Pull out every line with the word "Contract".

**********

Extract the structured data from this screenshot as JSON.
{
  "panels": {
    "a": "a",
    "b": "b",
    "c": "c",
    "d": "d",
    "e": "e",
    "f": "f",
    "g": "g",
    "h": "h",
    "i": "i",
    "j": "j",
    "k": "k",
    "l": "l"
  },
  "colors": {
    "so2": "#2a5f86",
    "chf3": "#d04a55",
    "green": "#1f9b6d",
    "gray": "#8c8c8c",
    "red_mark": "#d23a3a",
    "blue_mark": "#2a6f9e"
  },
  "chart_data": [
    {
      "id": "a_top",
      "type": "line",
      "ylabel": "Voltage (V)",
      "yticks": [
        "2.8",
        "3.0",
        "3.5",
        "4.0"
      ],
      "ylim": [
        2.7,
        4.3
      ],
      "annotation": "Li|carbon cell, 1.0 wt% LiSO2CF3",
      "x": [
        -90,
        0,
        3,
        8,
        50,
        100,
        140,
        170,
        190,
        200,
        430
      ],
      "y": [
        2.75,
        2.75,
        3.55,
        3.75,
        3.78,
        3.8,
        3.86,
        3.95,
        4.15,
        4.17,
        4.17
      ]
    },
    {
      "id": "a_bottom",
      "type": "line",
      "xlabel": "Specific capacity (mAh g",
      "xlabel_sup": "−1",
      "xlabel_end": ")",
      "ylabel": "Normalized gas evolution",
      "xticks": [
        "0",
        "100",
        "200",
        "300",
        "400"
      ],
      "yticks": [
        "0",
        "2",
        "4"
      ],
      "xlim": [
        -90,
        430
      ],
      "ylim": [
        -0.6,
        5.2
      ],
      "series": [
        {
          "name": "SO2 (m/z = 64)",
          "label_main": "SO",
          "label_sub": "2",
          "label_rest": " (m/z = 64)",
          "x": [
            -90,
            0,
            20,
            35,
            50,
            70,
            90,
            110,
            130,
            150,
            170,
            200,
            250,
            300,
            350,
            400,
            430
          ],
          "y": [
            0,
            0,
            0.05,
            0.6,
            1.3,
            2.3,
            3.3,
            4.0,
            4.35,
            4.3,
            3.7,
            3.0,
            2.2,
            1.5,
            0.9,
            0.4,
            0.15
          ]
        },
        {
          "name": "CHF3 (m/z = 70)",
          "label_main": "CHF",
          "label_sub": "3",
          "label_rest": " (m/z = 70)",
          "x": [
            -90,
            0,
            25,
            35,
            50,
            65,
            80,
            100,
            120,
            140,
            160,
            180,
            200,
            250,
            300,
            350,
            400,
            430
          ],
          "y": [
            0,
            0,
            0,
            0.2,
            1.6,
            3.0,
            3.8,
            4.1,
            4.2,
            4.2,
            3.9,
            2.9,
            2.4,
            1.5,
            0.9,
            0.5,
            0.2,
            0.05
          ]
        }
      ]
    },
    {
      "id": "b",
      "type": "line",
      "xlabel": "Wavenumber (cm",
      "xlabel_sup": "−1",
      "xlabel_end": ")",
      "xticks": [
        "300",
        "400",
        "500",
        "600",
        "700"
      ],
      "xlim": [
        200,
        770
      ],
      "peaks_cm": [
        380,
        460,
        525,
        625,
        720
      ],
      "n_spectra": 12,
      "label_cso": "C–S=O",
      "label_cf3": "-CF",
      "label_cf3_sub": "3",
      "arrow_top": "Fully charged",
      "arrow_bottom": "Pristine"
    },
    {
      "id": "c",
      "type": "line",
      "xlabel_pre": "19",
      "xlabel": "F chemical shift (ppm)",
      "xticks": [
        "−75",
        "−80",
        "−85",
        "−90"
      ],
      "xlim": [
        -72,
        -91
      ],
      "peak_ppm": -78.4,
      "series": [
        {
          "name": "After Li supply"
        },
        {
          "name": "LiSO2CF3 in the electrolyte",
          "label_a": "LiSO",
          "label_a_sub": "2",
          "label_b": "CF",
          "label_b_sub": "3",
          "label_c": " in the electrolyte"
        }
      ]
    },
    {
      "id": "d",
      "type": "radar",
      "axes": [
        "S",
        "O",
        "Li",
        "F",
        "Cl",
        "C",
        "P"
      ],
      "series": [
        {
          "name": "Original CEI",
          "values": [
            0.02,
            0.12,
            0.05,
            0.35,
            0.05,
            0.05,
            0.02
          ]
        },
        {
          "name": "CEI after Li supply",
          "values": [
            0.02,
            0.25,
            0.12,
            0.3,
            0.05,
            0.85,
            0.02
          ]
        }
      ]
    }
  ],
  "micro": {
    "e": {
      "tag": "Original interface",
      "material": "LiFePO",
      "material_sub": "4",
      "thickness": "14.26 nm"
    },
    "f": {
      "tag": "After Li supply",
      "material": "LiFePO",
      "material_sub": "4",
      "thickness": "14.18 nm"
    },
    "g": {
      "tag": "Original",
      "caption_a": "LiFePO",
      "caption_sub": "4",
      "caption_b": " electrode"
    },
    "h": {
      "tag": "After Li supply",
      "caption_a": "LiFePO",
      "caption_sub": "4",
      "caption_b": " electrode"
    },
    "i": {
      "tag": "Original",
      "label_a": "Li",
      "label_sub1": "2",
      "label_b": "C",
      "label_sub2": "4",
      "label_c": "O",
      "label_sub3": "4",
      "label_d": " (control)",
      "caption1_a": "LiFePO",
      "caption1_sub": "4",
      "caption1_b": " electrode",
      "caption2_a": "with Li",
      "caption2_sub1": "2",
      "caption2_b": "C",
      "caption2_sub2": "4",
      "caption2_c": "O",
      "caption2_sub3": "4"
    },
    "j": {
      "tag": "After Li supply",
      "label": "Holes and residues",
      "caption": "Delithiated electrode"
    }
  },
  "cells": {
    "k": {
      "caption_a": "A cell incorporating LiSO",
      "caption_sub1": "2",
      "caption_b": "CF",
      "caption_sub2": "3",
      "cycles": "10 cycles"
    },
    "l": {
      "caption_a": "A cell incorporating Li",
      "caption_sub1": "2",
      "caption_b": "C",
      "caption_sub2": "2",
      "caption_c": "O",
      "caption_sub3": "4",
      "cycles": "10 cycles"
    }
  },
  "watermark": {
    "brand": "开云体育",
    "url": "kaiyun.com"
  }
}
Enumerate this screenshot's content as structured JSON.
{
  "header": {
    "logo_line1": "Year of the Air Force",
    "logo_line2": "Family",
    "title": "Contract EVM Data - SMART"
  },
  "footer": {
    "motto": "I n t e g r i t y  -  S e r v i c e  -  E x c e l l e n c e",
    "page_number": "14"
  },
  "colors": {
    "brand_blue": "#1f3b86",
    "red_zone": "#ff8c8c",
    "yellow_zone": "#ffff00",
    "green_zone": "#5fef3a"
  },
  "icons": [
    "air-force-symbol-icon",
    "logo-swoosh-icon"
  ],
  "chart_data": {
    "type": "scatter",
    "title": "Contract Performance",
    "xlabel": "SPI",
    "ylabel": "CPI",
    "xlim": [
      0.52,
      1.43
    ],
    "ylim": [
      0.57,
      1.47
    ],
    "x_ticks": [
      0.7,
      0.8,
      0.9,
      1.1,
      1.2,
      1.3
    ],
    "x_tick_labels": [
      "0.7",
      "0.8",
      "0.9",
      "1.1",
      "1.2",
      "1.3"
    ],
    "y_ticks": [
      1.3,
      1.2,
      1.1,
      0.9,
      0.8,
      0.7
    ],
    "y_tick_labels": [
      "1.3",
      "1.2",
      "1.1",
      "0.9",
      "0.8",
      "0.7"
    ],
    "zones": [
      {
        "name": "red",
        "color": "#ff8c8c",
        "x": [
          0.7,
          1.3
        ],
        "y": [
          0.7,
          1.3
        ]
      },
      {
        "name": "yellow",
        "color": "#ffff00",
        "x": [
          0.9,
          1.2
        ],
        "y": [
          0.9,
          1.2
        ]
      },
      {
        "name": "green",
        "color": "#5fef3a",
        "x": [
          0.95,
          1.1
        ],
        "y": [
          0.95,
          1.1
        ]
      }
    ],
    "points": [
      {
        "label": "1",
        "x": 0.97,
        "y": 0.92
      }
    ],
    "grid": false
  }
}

**********

▶ **Output of the task**:
    "title": "Contract EVM Data - SMART"
    "title": "Contract Performance",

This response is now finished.